> **Problem details**
Reproduce the records below exactly as they appear.

> **Data entries**
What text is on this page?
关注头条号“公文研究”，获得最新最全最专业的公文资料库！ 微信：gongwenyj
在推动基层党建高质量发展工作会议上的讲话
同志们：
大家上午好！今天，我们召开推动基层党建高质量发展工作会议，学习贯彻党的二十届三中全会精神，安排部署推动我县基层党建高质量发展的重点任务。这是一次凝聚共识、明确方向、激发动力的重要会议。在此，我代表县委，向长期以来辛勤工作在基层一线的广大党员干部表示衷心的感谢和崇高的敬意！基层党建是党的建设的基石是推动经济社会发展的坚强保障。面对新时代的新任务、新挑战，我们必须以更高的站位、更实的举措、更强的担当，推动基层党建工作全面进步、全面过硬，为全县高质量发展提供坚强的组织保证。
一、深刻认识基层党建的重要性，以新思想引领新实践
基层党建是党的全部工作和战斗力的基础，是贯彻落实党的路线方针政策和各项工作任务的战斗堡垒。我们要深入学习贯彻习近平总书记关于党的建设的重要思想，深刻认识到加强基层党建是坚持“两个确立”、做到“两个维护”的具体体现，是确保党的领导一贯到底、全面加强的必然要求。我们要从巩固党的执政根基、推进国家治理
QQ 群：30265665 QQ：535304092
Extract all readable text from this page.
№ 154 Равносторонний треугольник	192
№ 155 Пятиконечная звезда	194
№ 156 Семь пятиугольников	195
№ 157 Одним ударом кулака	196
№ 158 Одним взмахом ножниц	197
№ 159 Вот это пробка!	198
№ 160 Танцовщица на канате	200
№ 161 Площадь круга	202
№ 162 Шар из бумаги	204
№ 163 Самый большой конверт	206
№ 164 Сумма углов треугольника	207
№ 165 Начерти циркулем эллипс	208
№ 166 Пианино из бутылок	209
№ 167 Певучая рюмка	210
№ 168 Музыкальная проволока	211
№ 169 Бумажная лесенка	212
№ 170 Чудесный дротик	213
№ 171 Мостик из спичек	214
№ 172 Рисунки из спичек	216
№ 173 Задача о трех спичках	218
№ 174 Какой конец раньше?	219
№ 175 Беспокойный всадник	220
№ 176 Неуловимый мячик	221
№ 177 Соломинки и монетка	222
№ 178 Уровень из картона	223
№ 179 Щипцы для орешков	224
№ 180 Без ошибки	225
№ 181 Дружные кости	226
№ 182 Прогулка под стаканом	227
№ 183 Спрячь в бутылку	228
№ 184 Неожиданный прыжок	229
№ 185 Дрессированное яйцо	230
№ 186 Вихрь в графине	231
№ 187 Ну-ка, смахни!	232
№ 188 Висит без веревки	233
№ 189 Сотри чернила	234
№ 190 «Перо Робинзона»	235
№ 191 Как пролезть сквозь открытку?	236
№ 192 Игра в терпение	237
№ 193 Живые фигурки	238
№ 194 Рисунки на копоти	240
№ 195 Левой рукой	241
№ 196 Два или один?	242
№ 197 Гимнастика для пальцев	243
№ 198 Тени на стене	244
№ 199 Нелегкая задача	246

> **Written solution**
What text is on this page?
关注头条号“公文研究”，获得最新最全最专业的公文资料库！ 微信：gongwenyj
在推动基层党建高质量发展工作会议上的讲话
同志们：
大家上午好！今天，我们召开推动基层党建高质量发展工作会议，学习贯彻党的二十届三中全会精神，安排部署推动我县基层党建高质量发展的重点任务。这是一次凝聚共识、明确方向、激发动力的重要会议。在此，我代表县委，向长期以来辛勤工作在基层一线的广大党员干部表示衷心的感谢和崇高的敬意！基层党建是党的建设的基石是推动经济社会发展的坚强保障。面对新时代的新任务、新挑战，我们必须以更高的站位、更实的举措、更强的担当，推动基层党建工作全面进步、全面过硬，为全县高质量发展提供坚强的组织保证。
一、深刻认识基层党建的重要性，以新思想引领新实践
基层党建是党的全部工作和战斗力的基础，是贯彻落实党的路线方针政策和各项工作任务的战斗堡垒。我们要深入学习贯彻习近平总书记关于党的建设的重要思想，深刻认识到加强基层党建是坚持“两个确立”、做到“两个维护”的具体体现，是确保党的领导一贯到底、全面加强的必然要求。我们要从巩固党的执政根基、推进国家治理
QQ 群：30265665 QQ：535304092
Extract all readable text from this page.
№ 154 Равносторонний треугольник	192
№ 155 Пятиконечная звезда	194
№ 156 Семь пятиугольников	195
№ 157 Одним ударом кулака	196
№ 158 Одним взмахом ножниц	197
№ 159 Вот это пробка!	198
№ 160 Танцовщица на канате	200
№ 161 Площадь круга	202
№ 162 Шар из бумаги	204
№ 163 Самый большой конверт	206
№ 164 Сумма углов треугольника	207
№ 165 Начерти циркулем эллипс	208
№ 166 Пианино из бутылок	209
№ 167 Певучая рюмка	210
№ 168 Музыкальная проволока	211
№ 169 Бумажная лесенка	212
№ 170 Чудесный дротик	213
№ 171 Мостик из спичек	214
№ 172 Рисунки из спичек	216
№ 173 Задача о трех спичках	218
№ 174 Какой конец раньше?	219
№ 175 Беспокойный всадник	220
№ 176 Неуловимый мячик	221
№ 177 Соломинки и монетка	222
№ 178 Уровень из картона	223
№ 179 Щипцы для орешков	224
№ 180 Без ошибки	225
№ 181 Дружные кости	226
№ 182 Прогулка под стаканом	227
№ 183 Спрячь в бутылку	228
№ 184 Неожиданный прыжок	229
№ 185 Дрессированное яйцо	230
№ 186 Вихрь в графине	231
№ 187 Ну-ка, смахни!	232
№ 188 Висит без веревки	233
№ 189 Сотри чернила	234
№ 190 «Перо Робинзона»	235
№ 191 Как пролезть сквозь открытку?	236
№ 192 Игра в терпение	237
№ 193 Живые фигурки	238
№ 194 Рисунки на копоти	240
№ 195 Левой рукой	241
№ 196 Два или один?	242
№ 197 Гимнастика для пальцев	243
№ 198 Тени на стене	244
№ 199 Нелегкая задача	246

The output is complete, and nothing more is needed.